→ **WRITTEN INSTRUCTION**: Locate every line in the records below that contains the word "巧夺天工", and copy each one.

** Start DATASET RECORDS **

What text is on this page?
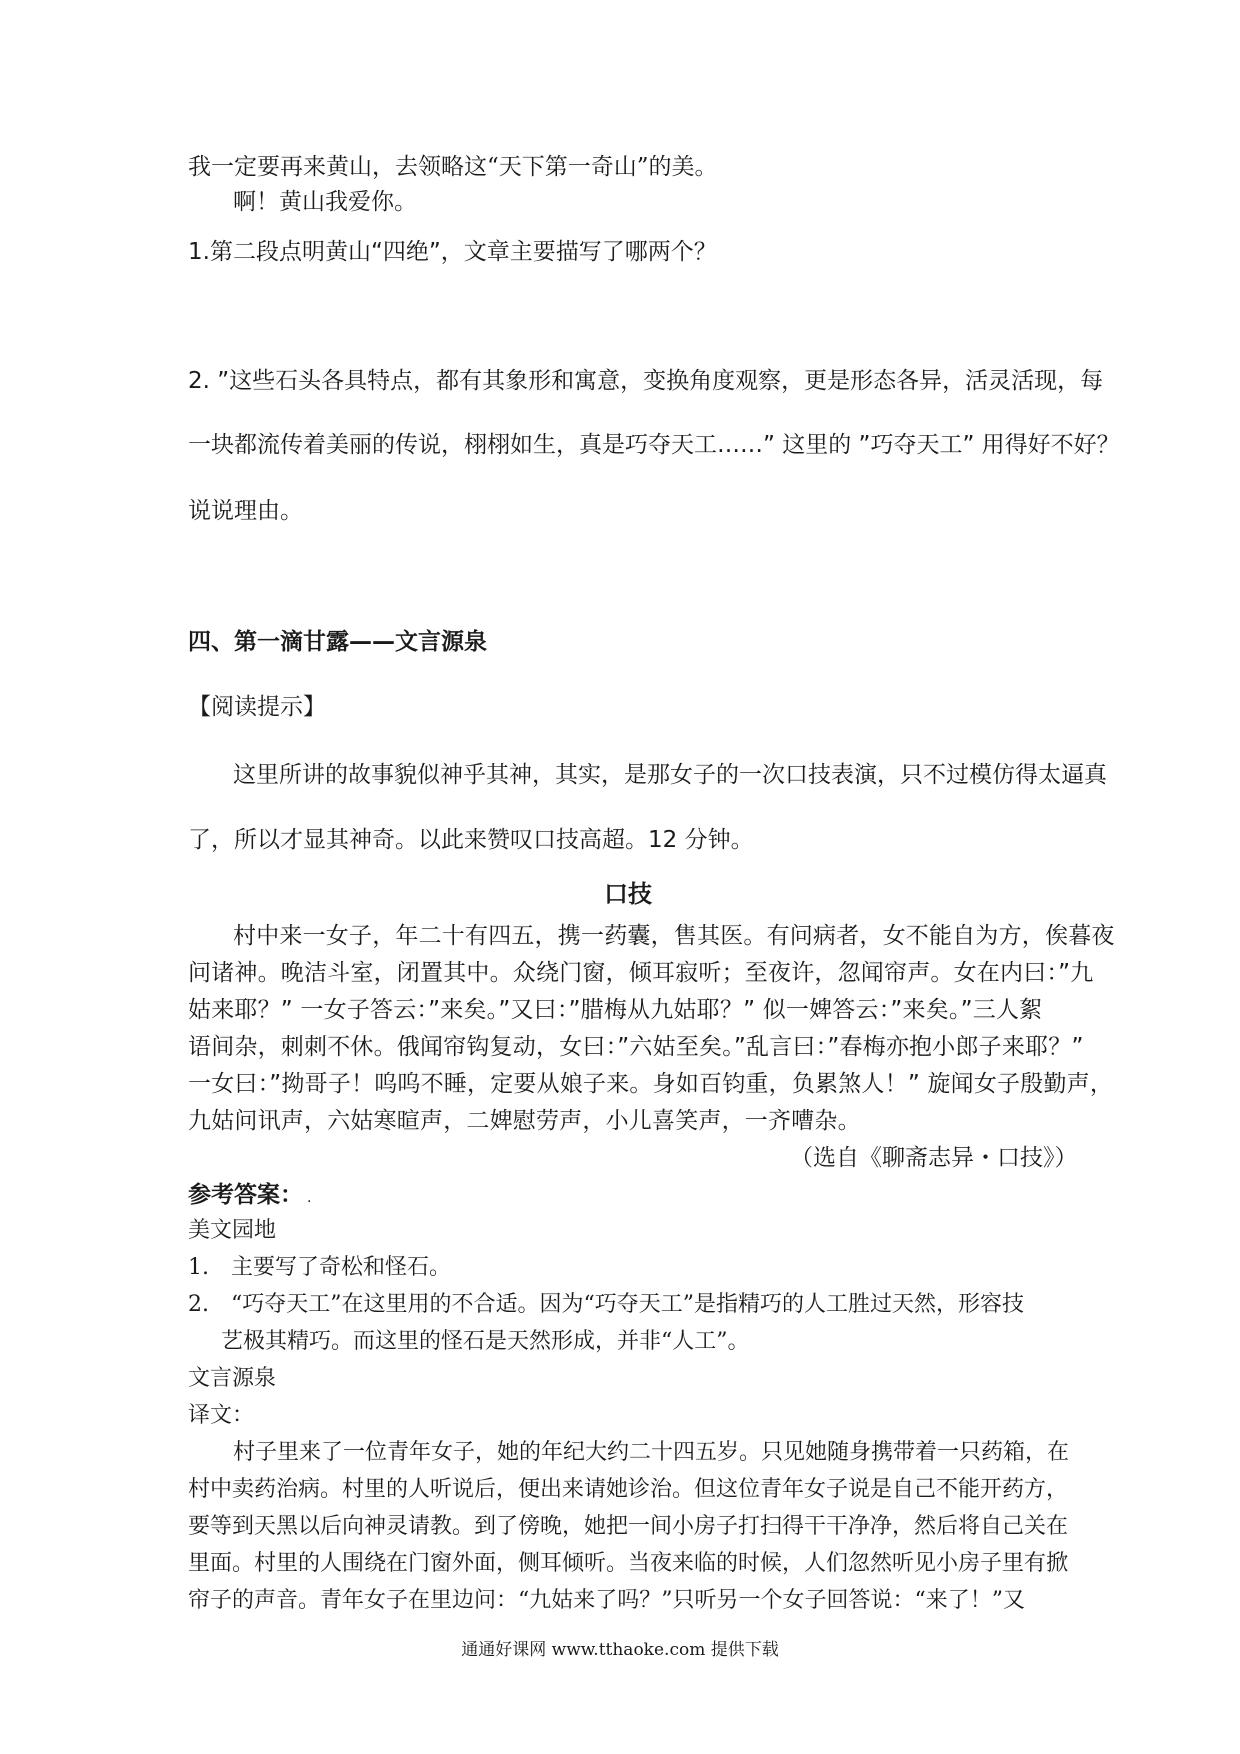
我一定要再来黄山，去领略这“天下第一奇山”的美。
啊！黄山我爱你。
1.第二段点明黄山“四绝”，文章主要描写了哪两个？
2. ”这些石头各具特点，都有其象形和寓意，变换角度观察，更是形态各异，活灵活现，每
一块都流传着美丽的传说，栩栩如生，真是巧夺天工……” 这里的 ”巧夺天工” 用得好不好？
说说理由。
四、第一滴甘露——文言源泉
【阅读提示】
这里所讲的故事貌似神乎其神，其实，是那女子的一次口技表演，只不过模仿得太逼真
了，所以才显其神奇。以此来赞叹口技高超。12 分钟。
口技
村中来一女子，年二十有四五，携一药囊，售其医。有问病者，女不能自为方，俟暮夜
问诸神。晚洁斗室，闭置其中。众绕门窗，倾耳寂听；至夜许，忽闻帘声。女在内曰：”九
姑来耶？” 一女子答云：”来矣。”又曰：”腊梅从九姑耶？” 似一婢答云：”来矣。”三人絮
语间杂，刺刺不休。俄闻帘钩复动，女曰：”六姑至矣。”乱言曰：”春梅亦抱小郎子来耶？”
一女曰：”拗哥子！呜呜不睡，定要从娘子来。身如百钧重，负累煞人！” 旋闻女子殷勤声，
九姑问讯声，六姑寒暄声，二婢慰劳声，小儿喜笑声，一齐嘈杂。
（选自《聊斋志异・口技》）
参考答案： .
美文园地
1.　主要写了奇松和怪石。
2.　“巧夺天工”在这里用的不合适。因为“巧夺天工”是指精巧的人工胜过天然，形容技
艺极其精巧。而这里的怪石是天然形成，并非“人工”。
文言源泉
译文：
村子里来了一位青年女子，她的年纪大约二十四五岁。只见她随身携带着一只药箱，在
村中卖药治病。村里的人听说后，便出来请她诊治。但这位青年女子说是自己不能开药方，
要等到天黑以后向神灵请教。到了傍晚，她把一间小房子打扫得干干净净，然后将自己关在
里面。村里的人围绕在门窗外面，侧耳倾听。当夜来临的时候，人们忽然听见小房子里有掀
帘子的声音。青年女子在里边问：“九姑来了吗？”只听另一个女子回答说：“来了！”又
通通好课网 www.tthaoke.com 提供下载
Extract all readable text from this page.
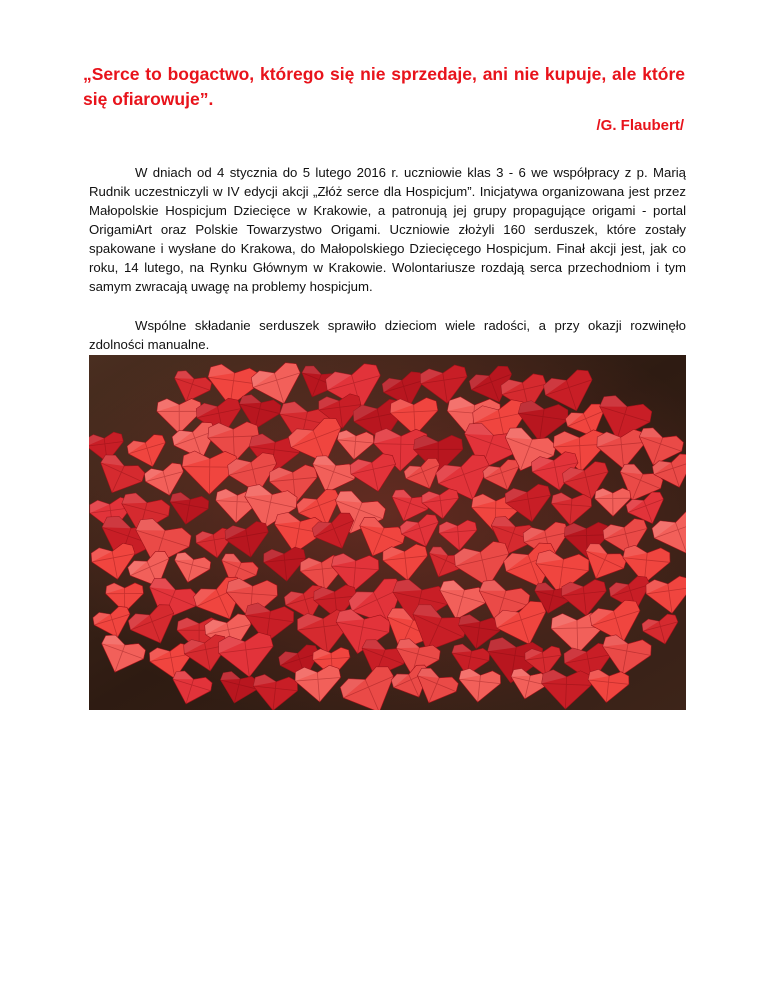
„Serce to bogactwo, którego się nie sprzedaje, ani nie kupuje, ale które się ofiarowuje”.

/G. Flaubert/

W dniach od 4 stycznia do 5 lutego 2016 r. uczniowie klas 3 - 6 we współpracy z p. Marią Rudnik uczestniczyli w IV edycji akcji „Złóż serce dla Hospicjum”. Inicjatywa organizowana jest przez Małopolskie Hospicjum Dziecięce w Krakowie, a patronują jej grupy propagujące origami - portal OrigamiArt oraz Polskie Towarzystwo Origami. Uczniowie złożyli 160 serduszek, które zostały spakowane i wysłane do Krakowa, do Małopolskiego Dziecięcego Hospicjum. Finał akcji jest, jak co roku, 14 lutego, na Rynku Głównym w Krakowie. Wolontariusze rozdają serca przechodniom i tym samym zwracają uwagę na problemy hospicjum.

Wspólne składanie serduszek sprawiło dzieciom wiele radości, a przy okazji rozwinęło zdolności manualne.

** End DATASET RECORDS **

→ **RESPONSE TO THE EXERCISE**:
一块都流传着美丽的传说，栩栩如生，真是巧夺天工……” 这里的 ”巧夺天工” 用得好不好？
2.　“巧夺天工”在这里用的不合适。因为“巧夺天工”是指精巧的人工胜过天然，形容技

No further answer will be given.